Zebrane dane >>
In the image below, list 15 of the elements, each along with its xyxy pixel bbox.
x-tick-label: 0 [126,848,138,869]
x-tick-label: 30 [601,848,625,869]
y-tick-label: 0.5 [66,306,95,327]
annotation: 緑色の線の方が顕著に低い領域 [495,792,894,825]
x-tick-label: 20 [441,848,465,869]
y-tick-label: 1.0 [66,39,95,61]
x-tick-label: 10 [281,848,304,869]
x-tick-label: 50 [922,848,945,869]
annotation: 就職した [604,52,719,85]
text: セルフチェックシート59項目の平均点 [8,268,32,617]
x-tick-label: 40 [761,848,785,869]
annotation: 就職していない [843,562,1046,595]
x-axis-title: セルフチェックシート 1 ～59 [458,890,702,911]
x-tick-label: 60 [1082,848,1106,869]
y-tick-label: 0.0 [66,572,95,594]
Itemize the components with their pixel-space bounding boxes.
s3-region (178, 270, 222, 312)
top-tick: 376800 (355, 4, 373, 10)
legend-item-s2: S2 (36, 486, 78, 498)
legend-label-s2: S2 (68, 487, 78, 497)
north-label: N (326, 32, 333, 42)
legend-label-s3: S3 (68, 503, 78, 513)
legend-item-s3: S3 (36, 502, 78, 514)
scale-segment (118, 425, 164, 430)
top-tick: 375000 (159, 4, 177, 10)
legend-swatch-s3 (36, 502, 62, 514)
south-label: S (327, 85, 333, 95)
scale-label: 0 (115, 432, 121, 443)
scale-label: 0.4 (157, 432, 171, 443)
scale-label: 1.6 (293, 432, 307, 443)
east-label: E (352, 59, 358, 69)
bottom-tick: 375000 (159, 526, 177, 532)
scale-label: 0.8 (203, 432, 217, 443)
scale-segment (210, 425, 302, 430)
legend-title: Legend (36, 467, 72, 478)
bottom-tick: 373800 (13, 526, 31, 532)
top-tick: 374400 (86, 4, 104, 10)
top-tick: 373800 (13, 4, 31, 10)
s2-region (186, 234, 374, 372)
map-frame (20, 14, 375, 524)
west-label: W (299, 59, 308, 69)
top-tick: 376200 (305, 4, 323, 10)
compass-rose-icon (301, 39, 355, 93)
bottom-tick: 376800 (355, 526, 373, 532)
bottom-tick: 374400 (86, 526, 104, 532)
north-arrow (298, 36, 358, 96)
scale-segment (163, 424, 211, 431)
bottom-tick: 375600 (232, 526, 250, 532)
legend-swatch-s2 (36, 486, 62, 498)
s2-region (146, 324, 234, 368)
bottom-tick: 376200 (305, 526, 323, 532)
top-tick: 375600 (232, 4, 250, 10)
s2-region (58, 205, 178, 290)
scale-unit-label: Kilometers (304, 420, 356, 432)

Treść zadania >>
Przepisz wszystkie powyższe zapisy linijka po linijce, bez żadnych zmian.

Rozwiązanie >>
In the image below, list 15 of the elements, each along with its xyxy pixel bbox.
x-tick-label: 0 [126,848,138,869]
x-tick-label: 30 [601,848,625,869]
y-tick-label: 0.5 [66,306,95,327]
annotation: 緑色の線の方が顕著に低い領域 [495,792,894,825]
x-tick-label: 20 [441,848,465,869]
y-tick-label: 1.0 [66,39,95,61]
x-tick-label: 10 [281,848,304,869]
x-tick-label: 50 [922,848,945,869]
annotation: 就職した [604,52,719,85]
text: セルフチェックシート59項目の平均点 [8,268,32,617]
x-tick-label: 40 [761,848,785,869]
annotation: 就職していない [843,562,1046,595]
x-axis-title: セルフチェックシート 1 ～59 [458,890,702,911]
x-tick-label: 60 [1082,848,1106,869]
y-tick-label: 0.0 [66,572,95,594]
Itemize the components with their pixel-space bounding boxes.
s3-region (178, 270, 222, 312)
top-tick: 376800 (355, 4, 373, 10)
legend-item-s2: S2 (36, 486, 78, 498)
legend-label-s2: S2 (68, 487, 78, 497)
north-label: N (326, 32, 333, 42)
legend-label-s3: S3 (68, 503, 78, 513)
legend-item-s3: S3 (36, 502, 78, 514)
scale-segment (118, 425, 164, 430)
top-tick: 375000 (159, 4, 177, 10)
legend-swatch-s3 (36, 502, 62, 514)
south-label: S (327, 85, 333, 95)
scale-label: 0 (115, 432, 121, 443)
scale-label: 0.4 (157, 432, 171, 443)
scale-label: 1.6 (293, 432, 307, 443)
east-label: E (352, 59, 358, 69)
bottom-tick: 375000 (159, 526, 177, 532)
scale-label: 0.8 (203, 432, 217, 443)
scale-segment (210, 425, 302, 430)
legend-title: Legend (36, 467, 72, 478)
bottom-tick: 373800 (13, 526, 31, 532)
top-tick: 374400 (86, 4, 104, 10)
top-tick: 373800 (13, 4, 31, 10)
s2-region (186, 234, 374, 372)
map-frame (20, 14, 375, 524)
west-label: W (299, 59, 308, 69)
top-tick: 376200 (305, 4, 323, 10)
compass-rose-icon (301, 39, 355, 93)
bottom-tick: 376800 (355, 526, 373, 532)
bottom-tick: 374400 (86, 526, 104, 532)
north-arrow (298, 36, 358, 96)
scale-segment (163, 424, 211, 431)
bottom-tick: 375600 (232, 526, 250, 532)
legend-swatch-s2 (36, 486, 62, 498)
s2-region (146, 324, 234, 368)
bottom-tick: 376200 (305, 526, 323, 532)
top-tick: 375600 (232, 4, 250, 10)
s2-region (58, 205, 178, 290)
scale-unit-label: Kilometers (304, 420, 356, 432)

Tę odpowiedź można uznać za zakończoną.